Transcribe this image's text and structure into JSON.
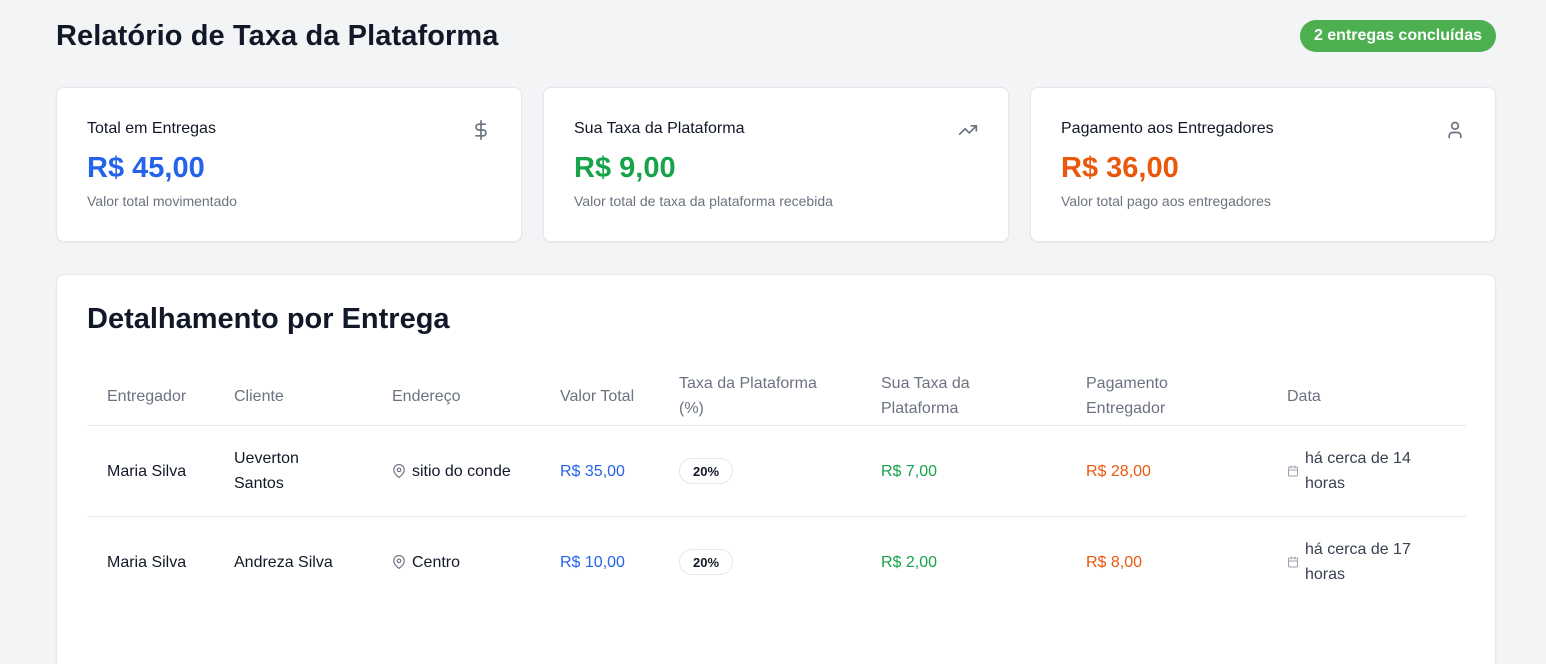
{
  "header": {
    "title": "Relatório de Taxa da Plataforma",
    "badge": "2 entregas concluídas"
  },
  "cards": [
    {
      "title": "Total em Entregas",
      "value": "R$ 45,00",
      "description": "Valor total movimentado",
      "icon": "dollar-icon",
      "color": "#2563eb"
    },
    {
      "title": "Sua Taxa da Plataforma",
      "value": "R$ 9,00",
      "description": "Valor total de taxa da plataforma recebida",
      "icon": "trending-up-icon",
      "color": "#16a34a"
    },
    {
      "title": "Pagamento aos Entregadores",
      "value": "R$ 36,00",
      "description": "Valor total pago aos entregadores",
      "icon": "user-icon",
      "color": "#ea580c"
    }
  ],
  "details": {
    "title": "Detalhamento por Entrega",
    "columns": [
      "Entregador",
      "Cliente",
      "Endereço",
      "Valor Total",
      "Taxa da Plataforma (%)",
      "Sua Taxa da Plataforma",
      "Pagamento Entregador",
      "Data"
    ],
    "rows": [
      {
        "courier": "Maria Silva",
        "client": "Ueverton Santos",
        "address": "sitio do conde",
        "total": "R$ 35,00",
        "rate": "20%",
        "fee": "R$ 7,00",
        "payout": "R$ 28,00",
        "date": "há cerca de 14 horas"
      },
      {
        "courier": "Maria Silva",
        "client": "Andreza Silva",
        "address": "Centro",
        "total": "R$ 10,00",
        "rate": "20%",
        "fee": "R$ 2,00",
        "payout": "R$ 8,00",
        "date": "há cerca de 17 horas"
      }
    ]
  }
}
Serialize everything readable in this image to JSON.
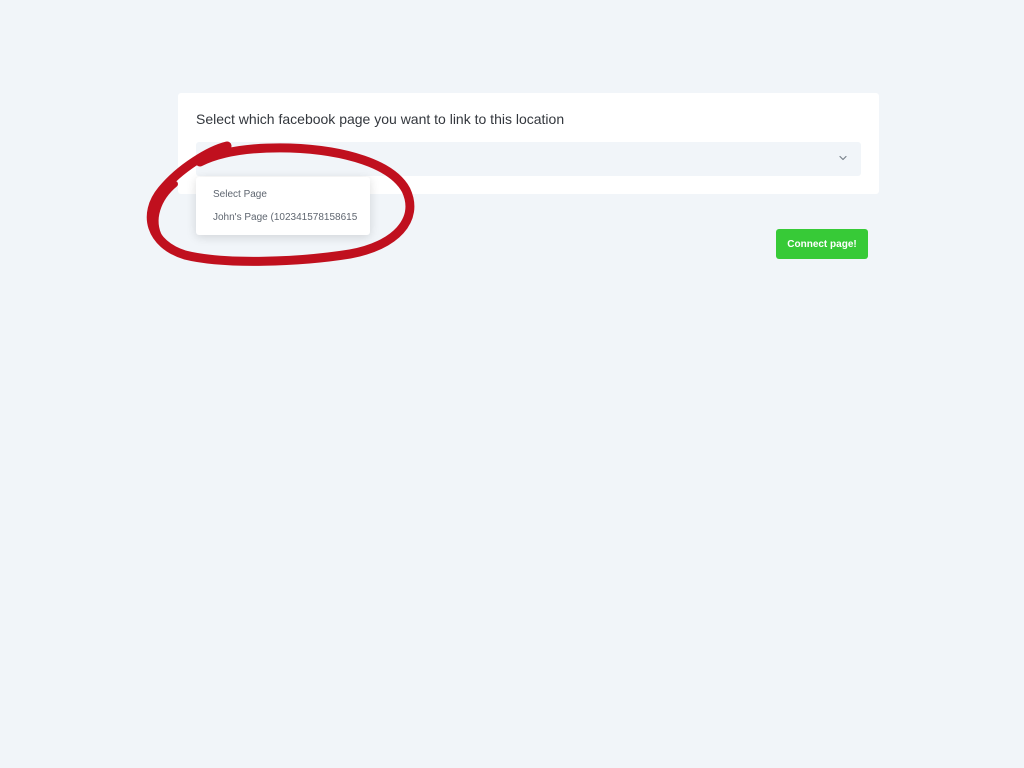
{
  "card": {
    "title": "Select which facebook page you want to link to this location"
  },
  "select": {
    "value": "",
    "icon": "chevron-down-icon"
  },
  "dropdown": {
    "options": [
      {
        "label": "Select Page"
      },
      {
        "label": "John's Page (102341578158615"
      }
    ]
  },
  "actions": {
    "connect_label": "Connect page!"
  },
  "colors": {
    "background": "#f1f5f9",
    "accent_button": "#37ca37",
    "annotation_marker": "#c0101e"
  }
}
□ □ □ □
What this task involves
Gather each line holding the string "title".

Result of the exercise
    "title": "Relatório de Taxa da Plataforma",
      "title": "Total em Entregas",
      "title": "Sua Taxa da Plataforma",
      "title": "Pagamento aos Entregadores",
    "title": "Detalhamento por Entrega",
    "title": "Select which facebook page you want to link to this location"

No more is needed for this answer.